◆ **SEITENTEXT**:
____
# Seekarte ein scannen ?



## Klausi (9. Mai 2002)

Ich habe mich endlich überwunden und mir das Programm von Fugawi zugelegt. Ich hoffe es  kommt in den nächsten Tagen. Nun meine Frage: ich habe von unseren Gebiet in Norwegen eine Seekarte (Papier),da ich aber nur einen ganz normalen Scanner habe wollte ich Frage wie ich das machen kann um die ganze Karte irgendwie in das Programm zu bekommen. Ich glaube das macht sich besser, denn dann kann ich jedes Boot von unserer Gruppe eine Seekarte mitgeben. Muß ich die Karte jetzt irgenwo einschicken oder wie soll ich das machen?
Schickt bald Eure Antworten denn in 28 Tagen ist es endlich soweit.


Petri Heil

Klausi


----------



## Klausi (11. Mai 2002)

Jungs,was ist los. Ich habe heute mein Fugawi bekommen und weiß immer noch nicht, wie ich meine Große  Seekarte von meinem Gebiet in Norwegen, in mein Programm rein bekomme. Muß ich die Karte irgendwo hinschicken (Scannservice) um die Karte scannen zu lassen, und anschließend brennen lassen ,oder was muß ich tun.
____
◆ **DATEN**:
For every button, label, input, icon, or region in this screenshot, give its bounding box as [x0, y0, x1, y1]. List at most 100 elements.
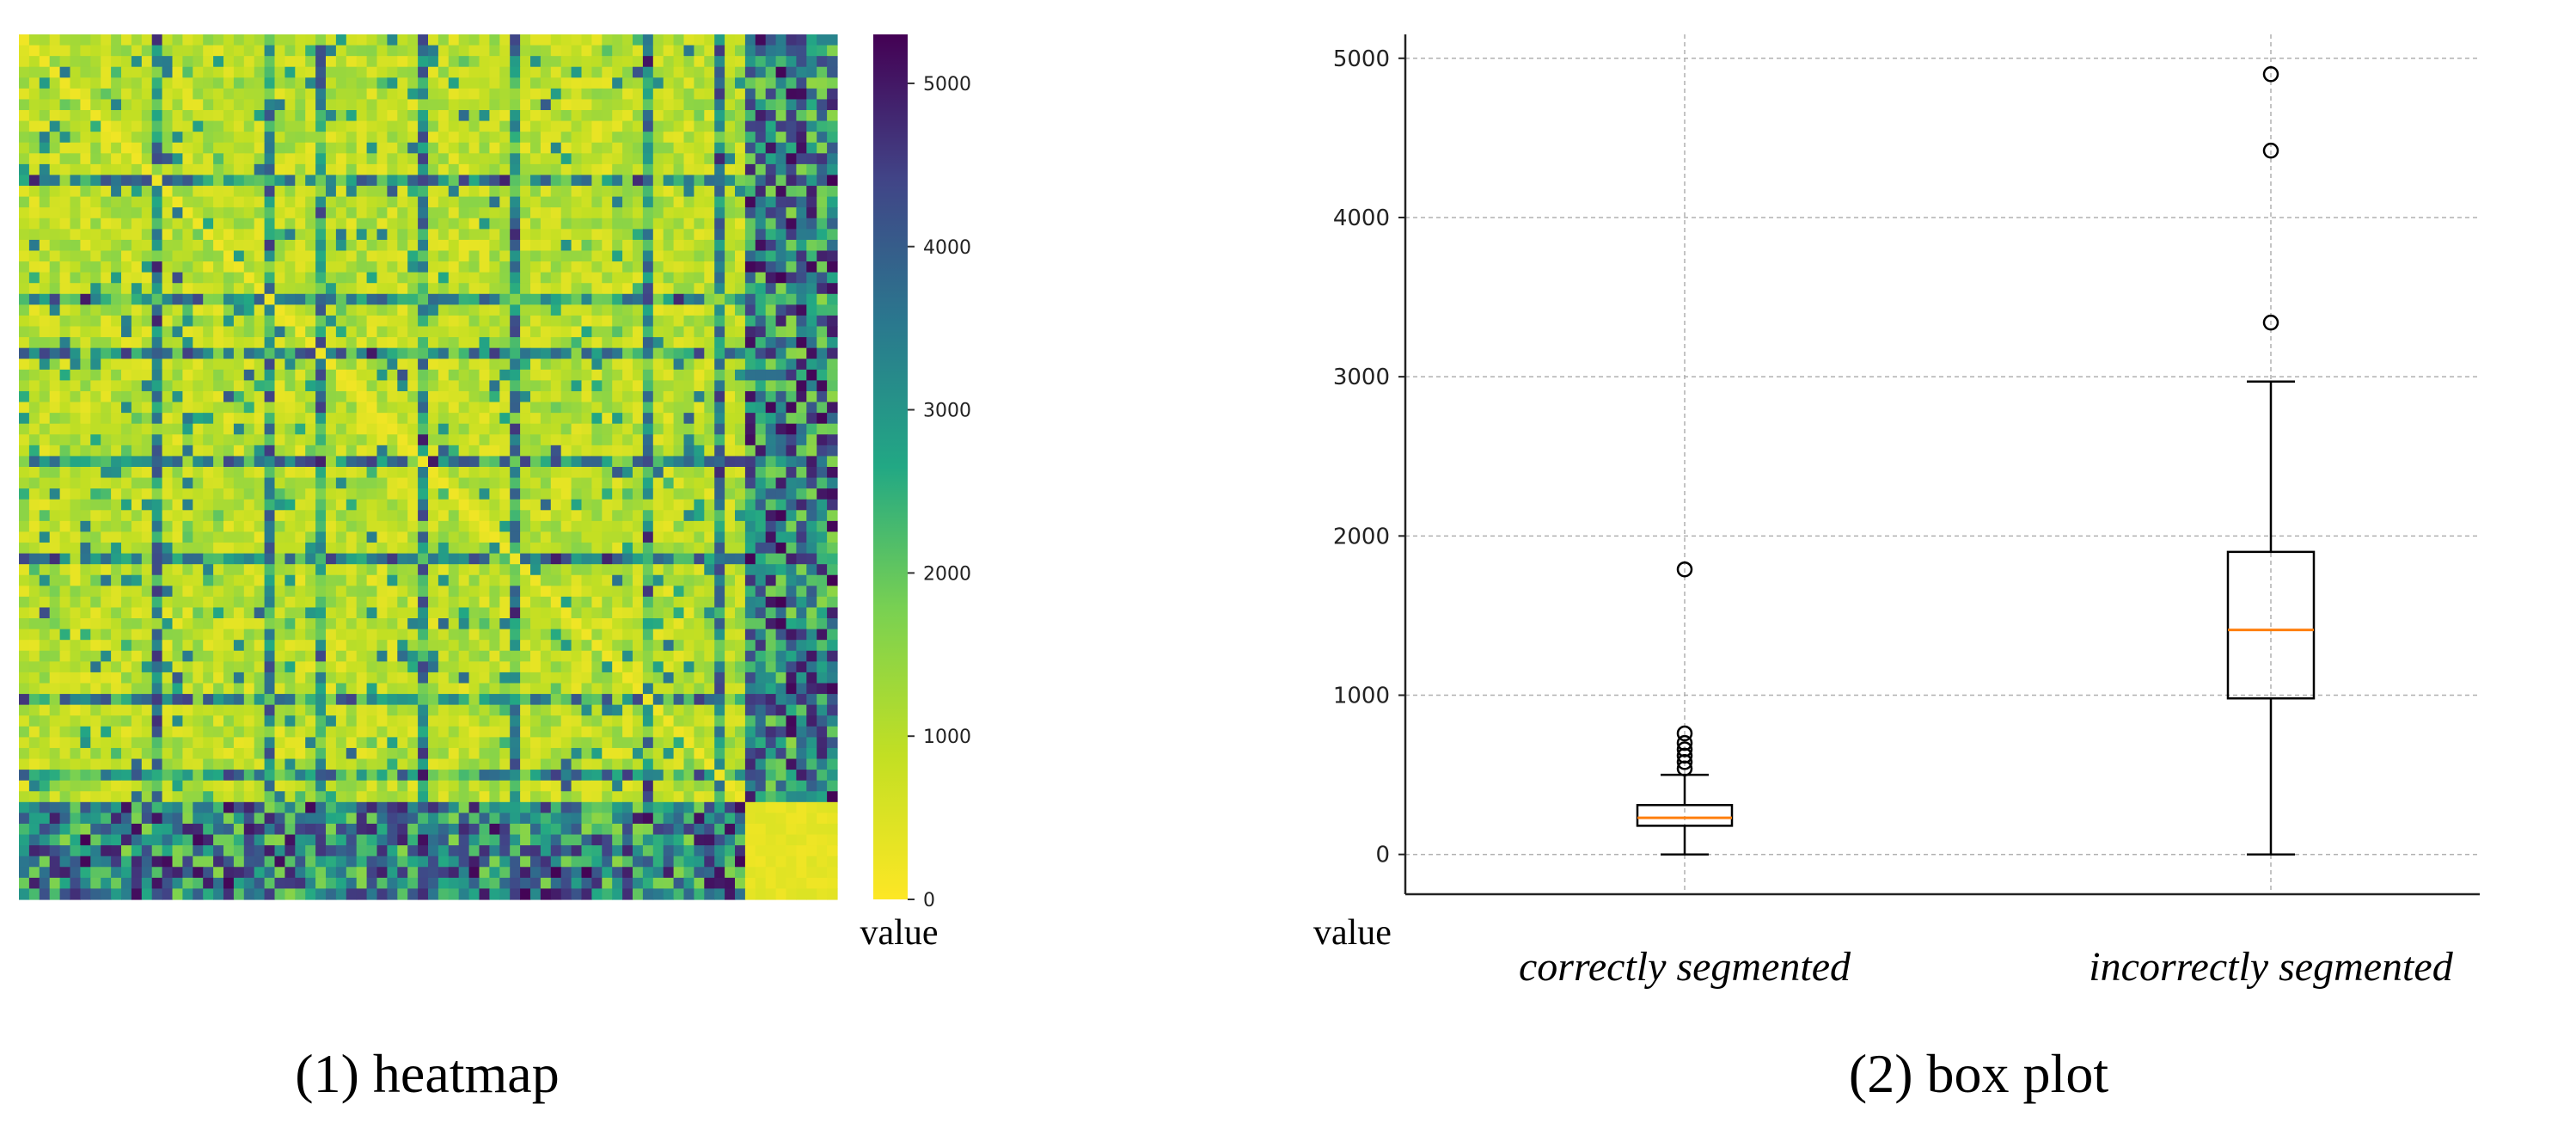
____
◆ **OFFENE AUFGABEN**:
a – Welches Programm hat sich Klausi laut dem Forenthread über das Einscannen der Seekarte zugelegt?
b – Schreibe den Forenthread über das Einscannen der Seekarte weiter, beginnend nach seinem letzten Satz.

◆ **ANTWORTEN PRO AUFGABE**:
a – Das Programm von Fugawi.

b –
Gebt mir bitte Tip`s.

Petri Heil

Klausi


----------



## FFT_Webmaster (11. Mai 2002)

Moin Klausi,
ich würde dafür kein Geld ausgeben.
Falte die Karte immer auf DIN A4 und Scann Sie mit 600dpi ein, daß machst Du mit jedem Kartenausschnitt. Dann per Grafikprogramm wieder zusammenfügen und gut ist. Oder die einzelnen Ausschnitte so lassen und ausdrucken.

Ups :q Da lag ich wohl daneben


----------



## Klausi2000 (11. Mai 2002)

Ich hab mir mal die Demosoftware von denen geladen und installiert, da ich nicht wursste, was für ein Format die haben wollen ... und richtig, die haben eigene - exotische - Formate....

Ich denke, da wirst du mit selbst eingescannten Karten kein Glück haben ...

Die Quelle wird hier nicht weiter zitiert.